TASK DETAILS » Rewrite the entries below, changing every "bbox" to "box" and leaving everything else as it is.
━━━━━━━━━━━━━━━━
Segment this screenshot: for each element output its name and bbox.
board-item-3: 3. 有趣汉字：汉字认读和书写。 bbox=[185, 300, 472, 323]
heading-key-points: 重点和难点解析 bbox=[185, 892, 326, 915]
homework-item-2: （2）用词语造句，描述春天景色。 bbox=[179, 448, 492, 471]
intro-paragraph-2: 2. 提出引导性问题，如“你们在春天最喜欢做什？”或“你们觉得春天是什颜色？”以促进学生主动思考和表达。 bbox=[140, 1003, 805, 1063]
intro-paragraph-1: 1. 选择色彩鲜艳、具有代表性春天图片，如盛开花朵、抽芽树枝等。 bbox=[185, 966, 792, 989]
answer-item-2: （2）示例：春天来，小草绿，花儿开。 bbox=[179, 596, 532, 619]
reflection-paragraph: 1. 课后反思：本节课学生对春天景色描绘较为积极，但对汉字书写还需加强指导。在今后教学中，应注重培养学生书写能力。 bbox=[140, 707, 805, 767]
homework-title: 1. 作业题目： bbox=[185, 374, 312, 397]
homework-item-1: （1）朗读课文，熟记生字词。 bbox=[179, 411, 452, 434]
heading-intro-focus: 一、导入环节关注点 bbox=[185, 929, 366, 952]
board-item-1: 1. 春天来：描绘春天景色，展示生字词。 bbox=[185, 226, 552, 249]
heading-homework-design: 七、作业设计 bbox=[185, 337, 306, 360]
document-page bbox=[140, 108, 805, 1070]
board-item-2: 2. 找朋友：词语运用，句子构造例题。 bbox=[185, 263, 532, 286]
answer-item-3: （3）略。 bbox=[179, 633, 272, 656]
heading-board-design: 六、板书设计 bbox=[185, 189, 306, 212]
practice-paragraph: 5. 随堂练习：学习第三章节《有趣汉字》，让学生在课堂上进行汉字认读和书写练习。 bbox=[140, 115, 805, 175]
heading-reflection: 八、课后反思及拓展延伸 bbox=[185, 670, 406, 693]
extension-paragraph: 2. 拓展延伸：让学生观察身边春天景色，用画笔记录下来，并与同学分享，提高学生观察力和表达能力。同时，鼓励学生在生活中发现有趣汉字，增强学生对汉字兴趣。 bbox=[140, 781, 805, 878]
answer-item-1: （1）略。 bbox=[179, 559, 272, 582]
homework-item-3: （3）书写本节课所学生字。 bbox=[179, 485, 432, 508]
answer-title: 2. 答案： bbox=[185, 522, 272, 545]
━━━━━━━━━━━━━━━━
FINAL RESULT »
Segment this screenshot: for each element output its name and box.
board-item-3: 3. 有趣汉字：汉字认读和书写。 box=[185, 300, 472, 323]
heading-key-points: 重点和难点解析 box=[185, 892, 326, 915]
homework-item-2: （2）用词语造句，描述春天景色。 box=[179, 448, 492, 471]
intro-paragraph-2: 2. 提出引导性问题，如“你们在春天最喜欢做什？”或“你们觉得春天是什颜色？”以促进学生主动思考和表达。 box=[140, 1003, 805, 1063]
intro-paragraph-1: 1. 选择色彩鲜艳、具有代表性春天图片，如盛开花朵、抽芽树枝等。 box=[185, 966, 792, 989]
answer-item-2: （2）示例：春天来，小草绿，花儿开。 box=[179, 596, 532, 619]
reflection-paragraph: 1. 课后反思：本节课学生对春天景色描绘较为积极，但对汉字书写还需加强指导。在今后教学中，应注重培养学生书写能力。 box=[140, 707, 805, 767]
homework-title: 1. 作业题目： box=[185, 374, 312, 397]
homework-item-1: （1）朗读课文，熟记生字词。 box=[179, 411, 452, 434]
heading-intro-focus: 一、导入环节关注点 box=[185, 929, 366, 952]
board-item-1: 1. 春天来：描绘春天景色，展示生字词。 box=[185, 226, 552, 249]
heading-homework-design: 七、作业设计 box=[185, 337, 306, 360]
document-page box=[140, 108, 805, 1070]
board-item-2: 2. 找朋友：词语运用，句子构造例题。 box=[185, 263, 532, 286]
answer-item-3: （3）略。 box=[179, 633, 272, 656]
heading-board-design: 六、板书设计 box=[185, 189, 306, 212]
practice-paragraph: 5. 随堂练习：学习第三章节《有趣汉字》，让学生在课堂上进行汉字认读和书写练习。 box=[140, 115, 805, 175]
heading-reflection: 八、课后反思及拓展延伸 box=[185, 670, 406, 693]
extension-paragraph: 2. 拓展延伸：让学生观察身边春天景色，用画笔记录下来，并与同学分享，提高学生观察力和表达能力。同时，鼓励学生在生活中发现有趣汉字，增强学生对汉字兴趣。 box=[140, 781, 805, 878]
answer-item-1: （1）略。 box=[179, 559, 272, 582]
homework-item-3: （3）书写本节课所学生字。 box=[179, 485, 432, 508]
answer-title: 2. 答案： box=[185, 522, 272, 545]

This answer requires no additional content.